▸ What you should do
Extract the whole listing as it stands. Do not include the pictures.

▸ Material for this exercise
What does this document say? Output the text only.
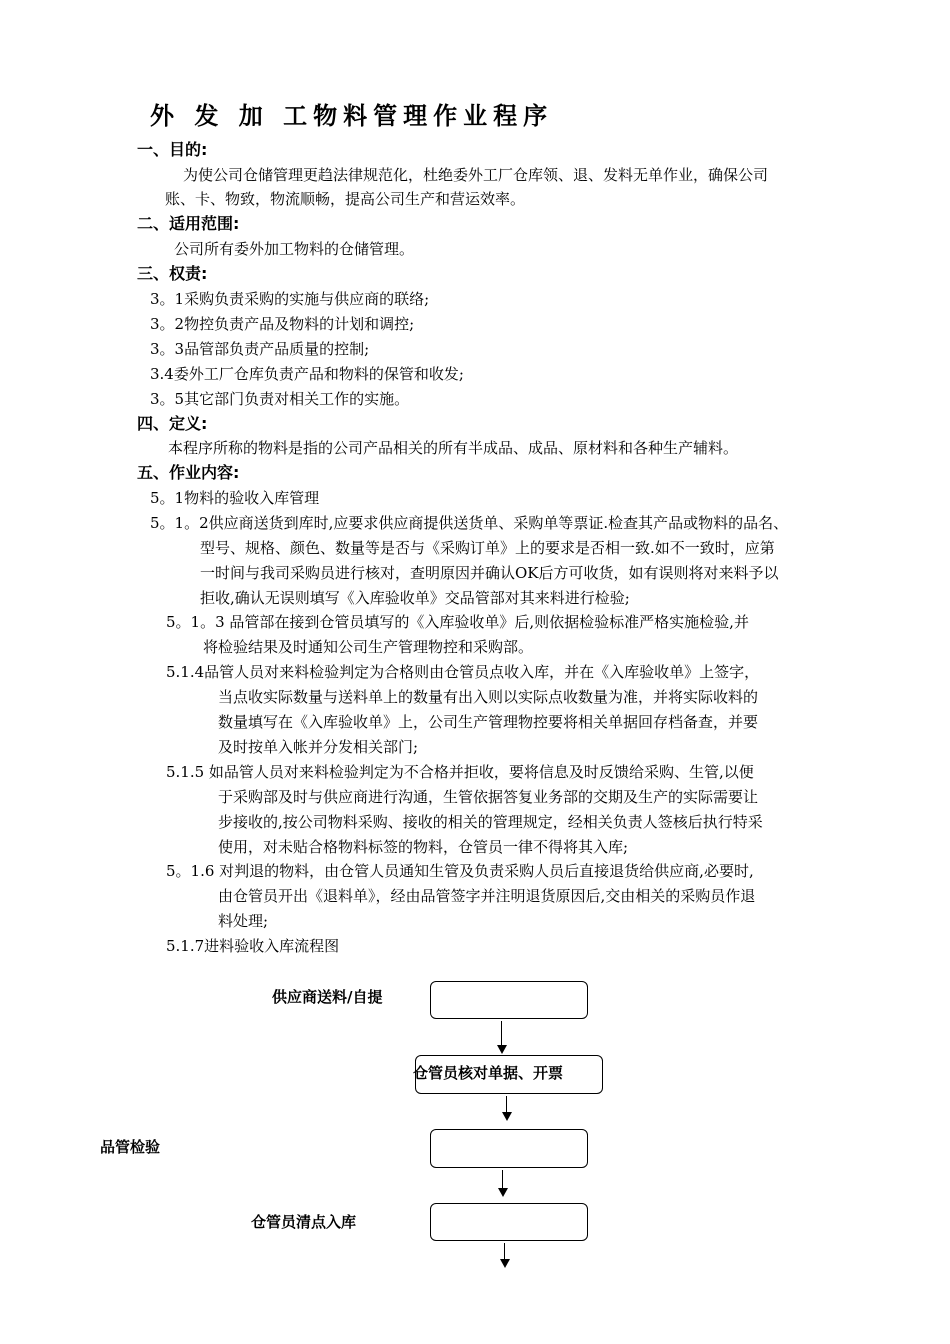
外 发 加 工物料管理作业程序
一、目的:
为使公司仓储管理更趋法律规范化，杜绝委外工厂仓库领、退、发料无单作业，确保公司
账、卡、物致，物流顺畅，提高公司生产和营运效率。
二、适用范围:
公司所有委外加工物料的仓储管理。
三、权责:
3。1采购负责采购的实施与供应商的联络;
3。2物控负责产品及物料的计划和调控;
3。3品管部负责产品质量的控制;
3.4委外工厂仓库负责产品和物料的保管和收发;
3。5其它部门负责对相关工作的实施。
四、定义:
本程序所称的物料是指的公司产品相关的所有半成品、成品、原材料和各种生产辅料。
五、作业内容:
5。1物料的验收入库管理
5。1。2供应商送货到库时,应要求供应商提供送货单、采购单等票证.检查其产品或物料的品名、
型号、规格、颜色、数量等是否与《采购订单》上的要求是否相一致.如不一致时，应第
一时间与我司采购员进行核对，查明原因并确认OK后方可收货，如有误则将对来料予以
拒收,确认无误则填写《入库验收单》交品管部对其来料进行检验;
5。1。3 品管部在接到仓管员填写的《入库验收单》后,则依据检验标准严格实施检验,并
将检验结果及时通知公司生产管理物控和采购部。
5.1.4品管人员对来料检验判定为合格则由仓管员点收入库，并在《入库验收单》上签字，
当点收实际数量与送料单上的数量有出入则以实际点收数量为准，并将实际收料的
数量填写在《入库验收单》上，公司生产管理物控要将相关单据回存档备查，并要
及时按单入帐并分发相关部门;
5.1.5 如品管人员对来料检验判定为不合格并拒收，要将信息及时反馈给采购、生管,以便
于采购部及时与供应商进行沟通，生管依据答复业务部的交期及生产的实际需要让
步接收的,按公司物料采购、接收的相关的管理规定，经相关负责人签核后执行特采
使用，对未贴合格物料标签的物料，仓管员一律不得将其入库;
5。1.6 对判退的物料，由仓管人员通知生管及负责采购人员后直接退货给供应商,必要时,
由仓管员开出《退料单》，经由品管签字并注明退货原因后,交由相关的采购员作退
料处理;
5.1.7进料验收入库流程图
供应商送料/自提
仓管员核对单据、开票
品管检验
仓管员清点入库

▸ Completed exercise
What does this document say? Output the text only.
外 发 加 工物料管理作业程序
一、目的:
为使公司仓储管理更趋法律规范化，杜绝委外工厂仓库领、退、发料无单作业，确保公司
账、卡、物致，物流顺畅，提高公司生产和营运效率。
二、适用范围:
公司所有委外加工物料的仓储管理。
三、权责:
3。1采购负责采购的实施与供应商的联络;
3。2物控负责产品及物料的计划和调控;
3。3品管部负责产品质量的控制;
3.4委外工厂仓库负责产品和物料的保管和收发;
3。5其它部门负责对相关工作的实施。
四、定义:
本程序所称的物料是指的公司产品相关的所有半成品、成品、原材料和各种生产辅料。
五、作业内容:
5。1物料的验收入库管理
5。1。2供应商送货到库时,应要求供应商提供送货单、采购单等票证.检查其产品或物料的品名、
型号、规格、颜色、数量等是否与《采购订单》上的要求是否相一致.如不一致时，应第
一时间与我司采购员进行核对，查明原因并确认OK后方可收货，如有误则将对来料予以
拒收,确认无误则填写《入库验收单》交品管部对其来料进行检验;
5。1。3 品管部在接到仓管员填写的《入库验收单》后,则依据检验标准严格实施检验,并
将检验结果及时通知公司生产管理物控和采购部。
5.1.4品管人员对来料检验判定为合格则由仓管员点收入库，并在《入库验收单》上签字，
当点收实际数量与送料单上的数量有出入则以实际点收数量为准，并将实际收料的
数量填写在《入库验收单》上，公司生产管理物控要将相关单据回存档备查，并要
及时按单入帐并分发相关部门;
5.1.5 如品管人员对来料检验判定为不合格并拒收，要将信息及时反馈给采购、生管,以便
于采购部及时与供应商进行沟通，生管依据答复业务部的交期及生产的实际需要让
步接收的,按公司物料采购、接收的相关的管理规定，经相关负责人签核后执行特采
使用，对未贴合格物料标签的物料，仓管员一律不得将其入库;
5。1.6 对判退的物料，由仓管人员通知生管及负责采购人员后直接退货给供应商,必要时,
由仓管员开出《退料单》，经由品管签字并注明退货原因后,交由相关的采购员作退
料处理;
5.1.7进料验收入库流程图
供应商送料/自提
仓管员核对单据、开票
品管检验
仓管员清点入库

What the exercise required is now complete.